Aim of the task: Skip the images and return the records below exactly.
═══ Information given ═══
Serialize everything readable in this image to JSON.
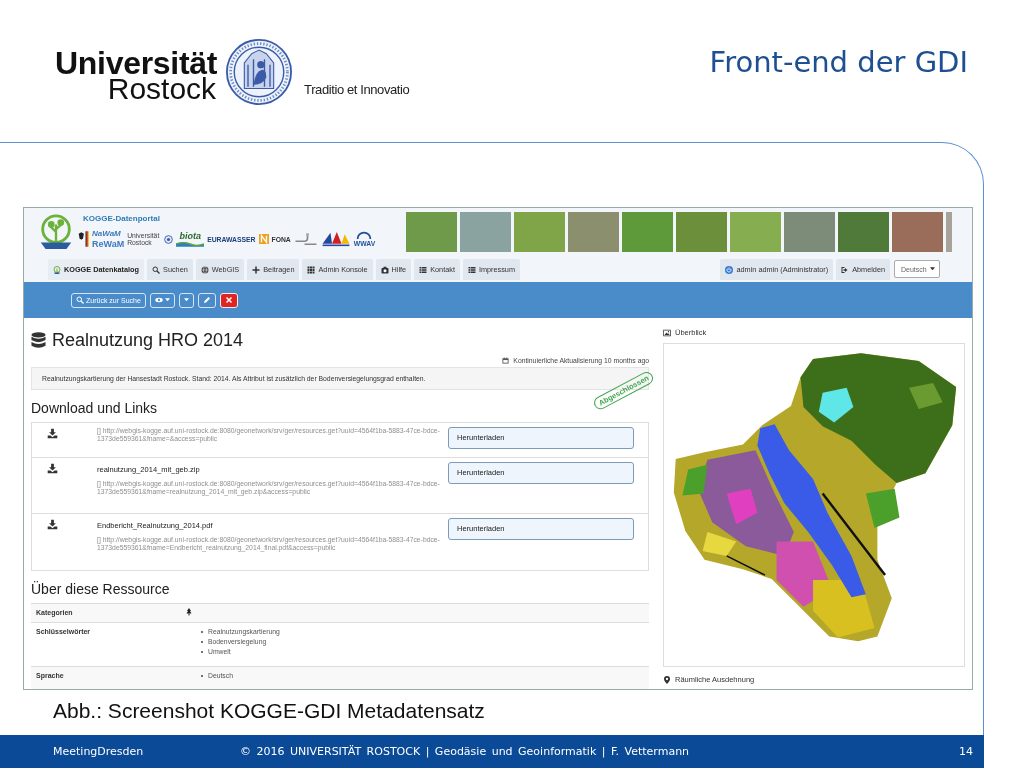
{
  "slide_header": {
    "logo": {
      "line_1": "Universität",
      "line_2": "Rostock",
      "motto": "Traditio et Innovatio"
    },
    "title": "Front-end der GDI"
  },
  "screenshot": {
    "portal_header": {
      "site_name": "KOGGE-Datenportal",
      "partner_logos": [
        "NaWaM",
        "ReWaM",
        "Universität Rostock",
        "biota",
        "EURAWASSER",
        "FONA",
        "WWAV"
      ]
    },
    "nav_tabs": [
      {
        "label": "KOGGE Datenkatalog",
        "selected": true
      },
      {
        "label": "Suchen",
        "selected": false
      },
      {
        "label": "WebGIS",
        "selected": false
      },
      {
        "label": "Beitragen",
        "selected": false
      },
      {
        "label": "Admin Konsole",
        "selected": false
      },
      {
        "label": "Hilfe",
        "selected": false
      },
      {
        "label": "Kontakt",
        "selected": false
      },
      {
        "label": "Impressum",
        "selected": false
      }
    ],
    "user_menu": {
      "account": "admin admin (Administrator)",
      "logout": "Abmelden",
      "language": "Deutsch"
    },
    "toolbar": {
      "back_button": "Zurück zur Suche"
    },
    "record": {
      "title": "Realnutzung HRO 2014",
      "update_info": "Kontinuierliche Aktualisierung 10 months ago",
      "abstract": "Realnutzungskartierung der Hansestadt Rostock. Stand: 2014. Als Attribut ist zusätzlich der Bodenversiegelungsgrad enthalten.",
      "status_stamp": "Abgeschlossen"
    },
    "downloads": {
      "heading": "Download und Links",
      "items": [
        {
          "url": "[] http://webgis-kogge.auf.uni-rostock.de:8080/geonetwork/srv/ger/resources.get?uuid=4564f1ba-5883-47ce-bdce-1373de559361&fname=&access=public",
          "button": "Herunterladen"
        },
        {
          "name": "realnutzung_2014_mit_geb.zip",
          "url": "[] http://webgis-kogge.auf.uni-rostock.de:8080/geonetwork/srv/ger/resources.get?uuid=4564f1ba-5883-47ce-bdce-1373de559361&fname=realnutzung_2014_mit_geb.zip&access=public",
          "button": "Herunterladen"
        },
        {
          "name": "Endbericht_Realnutzung_2014.pdf",
          "url": "[] http://webgis-kogge.auf.uni-rostock.de:8080/geonetwork/srv/ger/resources.get?uuid=4564f1ba-5883-47ce-bdce-1373de559361&fname=Endbericht_realnutzung_2014_final.pdf&access=public",
          "button": "Herunterladen"
        }
      ]
    },
    "about": {
      "heading": "Über diese Ressource",
      "rows": [
        {
          "kind": "icon",
          "label": "Kategorien"
        },
        {
          "kind": "list",
          "label": "Schlüsselwörter",
          "values": [
            "Realnutzungskartierung",
            "Bodenversiegelung",
            "Umwelt"
          ]
        },
        {
          "kind": "list",
          "label": "Sprache",
          "values": [
            "Deutsch"
          ]
        }
      ]
    },
    "overview": {
      "heading": "Überblick"
    },
    "extent": {
      "heading": "Räumliche Ausdehnung"
    }
  },
  "caption": "Abb.: Screenshot KOGGE-GDI Metadatensatz",
  "footer": {
    "event": "MeetingDresden",
    "copyright": "© 2016 UNIVERSITÄT ROSTOCK | Geodäsie und Geoinformatik | F. Vettermann",
    "page": "14"
  }
}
═══
Task solution:
Serialize everything readable in this image to JSON.
{
  "slide_header": {
    "logo": {
      "line_1": "Universität",
      "line_2": "Rostock",
      "motto": "Traditio et Innovatio"
    },
    "title": "Front-end der GDI"
  },
  "screenshot": {
    "portal_header": {
      "site_name": "KOGGE-Datenportal",
      "partner_logos": [
        "NaWaM",
        "ReWaM",
        "Universität Rostock",
        "biota",
        "EURAWASSER",
        "FONA",
        "WWAV"
      ]
    },
    "nav_tabs": [
      {
        "label": "KOGGE Datenkatalog",
        "selected": true
      },
      {
        "label": "Suchen",
        "selected": false
      },
      {
        "label": "WebGIS",
        "selected": false
      },
      {
        "label": "Beitragen",
        "selected": false
      },
      {
        "label": "Admin Konsole",
        "selected": false
      },
      {
        "label": "Hilfe",
        "selected": false
      },
      {
        "label": "Kontakt",
        "selected": false
      },
      {
        "label": "Impressum",
        "selected": false
      }
    ],
    "user_menu": {
      "account": "admin admin (Administrator)",
      "logout": "Abmelden",
      "language": "Deutsch"
    },
    "toolbar": {
      "back_button": "Zurück zur Suche"
    },
    "record": {
      "title": "Realnutzung HRO 2014",
      "update_info": "Kontinuierliche Aktualisierung 10 months ago",
      "abstract": "Realnutzungskartierung der Hansestadt Rostock. Stand: 2014. Als Attribut ist zusätzlich der Bodenversiegelungsgrad enthalten.",
      "status_stamp": "Abgeschlossen"
    },
    "downloads": {
      "heading": "Download und Links",
      "items": [
        {
          "url": "[] http://webgis-kogge.auf.uni-rostock.de:8080/geonetwork/srv/ger/resources.get?uuid=4564f1ba-5883-47ce-bdce-1373de559361&fname=&access=public",
          "button": "Herunterladen"
        },
        {
          "name": "realnutzung_2014_mit_geb.zip",
          "url": "[] http://webgis-kogge.auf.uni-rostock.de:8080/geonetwork/srv/ger/resources.get?uuid=4564f1ba-5883-47ce-bdce-1373de559361&fname=realnutzung_2014_mit_geb.zip&access=public",
          "button": "Herunterladen"
        },
        {
          "name": "Endbericht_Realnutzung_2014.pdf",
          "url": "[] http://webgis-kogge.auf.uni-rostock.de:8080/geonetwork/srv/ger/resources.get?uuid=4564f1ba-5883-47ce-bdce-1373de559361&fname=Endbericht_realnutzung_2014_final.pdf&access=public",
          "button": "Herunterladen"
        }
      ]
    },
    "about": {
      "heading": "Über diese Ressource",
      "rows": [
        {
          "kind": "icon",
          "label": "Kategorien"
        },
        {
          "kind": "list",
          "label": "Schlüsselwörter",
          "values": [
            "Realnutzungskartierung",
            "Bodenversiegelung",
            "Umwelt"
          ]
        },
        {
          "kind": "list",
          "label": "Sprache",
          "values": [
            "Deutsch"
          ]
        }
      ]
    },
    "overview": {
      "heading": "Überblick"
    },
    "extent": {
      "heading": "Räumliche Ausdehnung"
    }
  },
  "caption": "Abb.: Screenshot KOGGE-GDI Metadatensatz",
  "footer": {
    "event": "MeetingDresden",
    "copyright": "© 2016 UNIVERSITÄT ROSTOCK | Geodäsie und Geoinformatik | F. Vettermann",
    "page": "14"
  }
}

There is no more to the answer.